Stored data entries =
■ ■ ■ ■
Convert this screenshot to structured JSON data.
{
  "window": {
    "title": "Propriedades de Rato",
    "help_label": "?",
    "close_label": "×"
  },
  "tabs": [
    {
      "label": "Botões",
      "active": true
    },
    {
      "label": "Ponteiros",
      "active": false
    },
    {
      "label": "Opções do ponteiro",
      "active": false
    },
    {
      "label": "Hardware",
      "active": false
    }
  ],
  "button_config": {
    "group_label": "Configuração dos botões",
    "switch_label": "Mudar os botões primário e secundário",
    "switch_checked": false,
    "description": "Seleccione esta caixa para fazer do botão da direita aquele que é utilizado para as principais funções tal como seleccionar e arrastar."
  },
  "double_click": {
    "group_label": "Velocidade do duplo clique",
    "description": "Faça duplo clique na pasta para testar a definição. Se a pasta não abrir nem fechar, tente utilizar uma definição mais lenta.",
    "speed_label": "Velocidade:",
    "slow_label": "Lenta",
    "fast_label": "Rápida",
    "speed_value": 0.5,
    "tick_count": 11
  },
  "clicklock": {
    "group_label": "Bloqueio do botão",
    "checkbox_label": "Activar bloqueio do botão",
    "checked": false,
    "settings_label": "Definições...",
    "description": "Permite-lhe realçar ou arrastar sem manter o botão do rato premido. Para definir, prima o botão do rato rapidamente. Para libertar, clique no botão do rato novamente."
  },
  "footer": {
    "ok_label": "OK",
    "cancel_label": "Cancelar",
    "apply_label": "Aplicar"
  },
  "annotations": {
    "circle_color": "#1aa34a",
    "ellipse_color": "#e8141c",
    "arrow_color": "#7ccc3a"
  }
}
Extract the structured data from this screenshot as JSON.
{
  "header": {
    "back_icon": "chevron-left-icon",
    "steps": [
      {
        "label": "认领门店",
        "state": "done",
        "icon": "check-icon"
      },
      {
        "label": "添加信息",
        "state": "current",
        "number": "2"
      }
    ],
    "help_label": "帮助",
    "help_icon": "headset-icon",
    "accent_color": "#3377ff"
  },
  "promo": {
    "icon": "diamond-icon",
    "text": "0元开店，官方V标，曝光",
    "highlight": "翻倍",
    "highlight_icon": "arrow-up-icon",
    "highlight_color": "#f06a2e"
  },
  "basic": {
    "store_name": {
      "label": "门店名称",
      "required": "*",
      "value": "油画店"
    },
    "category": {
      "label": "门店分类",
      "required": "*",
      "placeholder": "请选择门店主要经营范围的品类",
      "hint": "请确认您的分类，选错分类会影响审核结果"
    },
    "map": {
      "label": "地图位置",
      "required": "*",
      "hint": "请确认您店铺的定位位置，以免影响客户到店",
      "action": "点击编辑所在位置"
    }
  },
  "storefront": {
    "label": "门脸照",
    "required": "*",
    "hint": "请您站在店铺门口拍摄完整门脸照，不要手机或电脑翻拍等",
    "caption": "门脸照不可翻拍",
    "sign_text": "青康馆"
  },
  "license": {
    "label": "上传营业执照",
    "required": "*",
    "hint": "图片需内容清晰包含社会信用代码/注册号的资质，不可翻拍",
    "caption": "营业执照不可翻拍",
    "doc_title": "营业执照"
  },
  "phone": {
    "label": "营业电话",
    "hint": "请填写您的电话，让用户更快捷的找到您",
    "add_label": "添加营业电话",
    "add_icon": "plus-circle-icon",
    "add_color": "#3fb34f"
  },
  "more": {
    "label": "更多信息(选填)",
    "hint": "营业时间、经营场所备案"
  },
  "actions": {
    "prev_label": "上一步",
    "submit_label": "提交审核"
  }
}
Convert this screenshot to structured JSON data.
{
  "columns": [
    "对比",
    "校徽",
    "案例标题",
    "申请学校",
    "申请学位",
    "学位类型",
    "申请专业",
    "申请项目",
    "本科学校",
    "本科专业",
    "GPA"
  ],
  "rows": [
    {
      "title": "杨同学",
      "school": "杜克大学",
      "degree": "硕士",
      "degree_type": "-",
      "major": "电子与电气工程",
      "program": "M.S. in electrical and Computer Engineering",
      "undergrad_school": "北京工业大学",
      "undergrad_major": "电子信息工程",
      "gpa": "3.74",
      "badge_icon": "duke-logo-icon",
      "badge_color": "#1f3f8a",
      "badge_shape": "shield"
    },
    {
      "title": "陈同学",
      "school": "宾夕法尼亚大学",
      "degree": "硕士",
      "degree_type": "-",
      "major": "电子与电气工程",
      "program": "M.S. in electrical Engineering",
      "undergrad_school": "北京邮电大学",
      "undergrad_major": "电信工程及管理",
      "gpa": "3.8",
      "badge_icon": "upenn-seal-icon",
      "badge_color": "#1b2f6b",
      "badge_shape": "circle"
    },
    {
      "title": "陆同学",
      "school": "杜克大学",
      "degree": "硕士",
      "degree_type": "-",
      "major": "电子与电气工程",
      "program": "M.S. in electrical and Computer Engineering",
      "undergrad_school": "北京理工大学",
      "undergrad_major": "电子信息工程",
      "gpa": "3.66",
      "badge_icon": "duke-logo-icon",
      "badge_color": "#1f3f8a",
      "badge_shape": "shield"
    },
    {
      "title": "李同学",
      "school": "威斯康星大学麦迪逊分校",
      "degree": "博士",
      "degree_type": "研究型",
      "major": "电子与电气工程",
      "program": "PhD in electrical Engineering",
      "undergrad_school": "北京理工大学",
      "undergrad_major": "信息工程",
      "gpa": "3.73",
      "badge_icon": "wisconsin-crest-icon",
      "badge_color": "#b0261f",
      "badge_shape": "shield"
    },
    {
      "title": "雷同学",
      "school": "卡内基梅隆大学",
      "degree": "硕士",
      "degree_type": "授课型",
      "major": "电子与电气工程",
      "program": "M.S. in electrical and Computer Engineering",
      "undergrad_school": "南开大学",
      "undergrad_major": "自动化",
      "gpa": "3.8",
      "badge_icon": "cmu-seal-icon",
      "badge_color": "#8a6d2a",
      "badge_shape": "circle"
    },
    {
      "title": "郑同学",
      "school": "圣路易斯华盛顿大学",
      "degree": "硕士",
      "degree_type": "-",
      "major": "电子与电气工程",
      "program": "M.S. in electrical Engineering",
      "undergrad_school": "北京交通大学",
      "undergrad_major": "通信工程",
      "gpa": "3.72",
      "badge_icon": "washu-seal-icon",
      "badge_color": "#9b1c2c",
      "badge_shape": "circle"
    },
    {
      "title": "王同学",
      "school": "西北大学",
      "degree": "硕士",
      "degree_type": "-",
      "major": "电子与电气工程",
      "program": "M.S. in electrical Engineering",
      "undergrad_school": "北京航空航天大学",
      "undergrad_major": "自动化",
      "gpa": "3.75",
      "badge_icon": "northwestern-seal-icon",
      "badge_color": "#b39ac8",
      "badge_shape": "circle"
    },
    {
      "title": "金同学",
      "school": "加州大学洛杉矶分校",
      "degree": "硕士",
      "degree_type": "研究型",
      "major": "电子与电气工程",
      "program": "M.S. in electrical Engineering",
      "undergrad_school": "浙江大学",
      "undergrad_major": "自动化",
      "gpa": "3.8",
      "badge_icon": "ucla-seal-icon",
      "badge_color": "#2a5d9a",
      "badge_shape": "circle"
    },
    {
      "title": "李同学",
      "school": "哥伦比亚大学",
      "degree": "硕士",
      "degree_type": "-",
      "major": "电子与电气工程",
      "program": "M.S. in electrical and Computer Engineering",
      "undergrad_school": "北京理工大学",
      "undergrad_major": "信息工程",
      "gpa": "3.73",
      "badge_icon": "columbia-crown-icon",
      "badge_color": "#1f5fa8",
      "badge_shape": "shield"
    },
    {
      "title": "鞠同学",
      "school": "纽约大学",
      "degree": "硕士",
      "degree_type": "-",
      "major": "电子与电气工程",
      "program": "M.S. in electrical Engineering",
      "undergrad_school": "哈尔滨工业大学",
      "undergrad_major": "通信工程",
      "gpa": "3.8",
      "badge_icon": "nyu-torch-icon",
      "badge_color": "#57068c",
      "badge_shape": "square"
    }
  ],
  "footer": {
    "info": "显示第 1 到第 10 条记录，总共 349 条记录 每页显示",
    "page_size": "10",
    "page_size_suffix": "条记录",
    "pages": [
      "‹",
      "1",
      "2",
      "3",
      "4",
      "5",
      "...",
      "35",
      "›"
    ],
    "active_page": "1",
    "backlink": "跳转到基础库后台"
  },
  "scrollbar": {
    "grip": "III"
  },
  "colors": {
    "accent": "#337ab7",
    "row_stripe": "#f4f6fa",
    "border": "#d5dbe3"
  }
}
■ ■ ■ ■
WRITTEN REQUEST = Indicate how many lines of the material contain the string "Velocidade", giving the number and nothing more.

FINAL RESULT = 2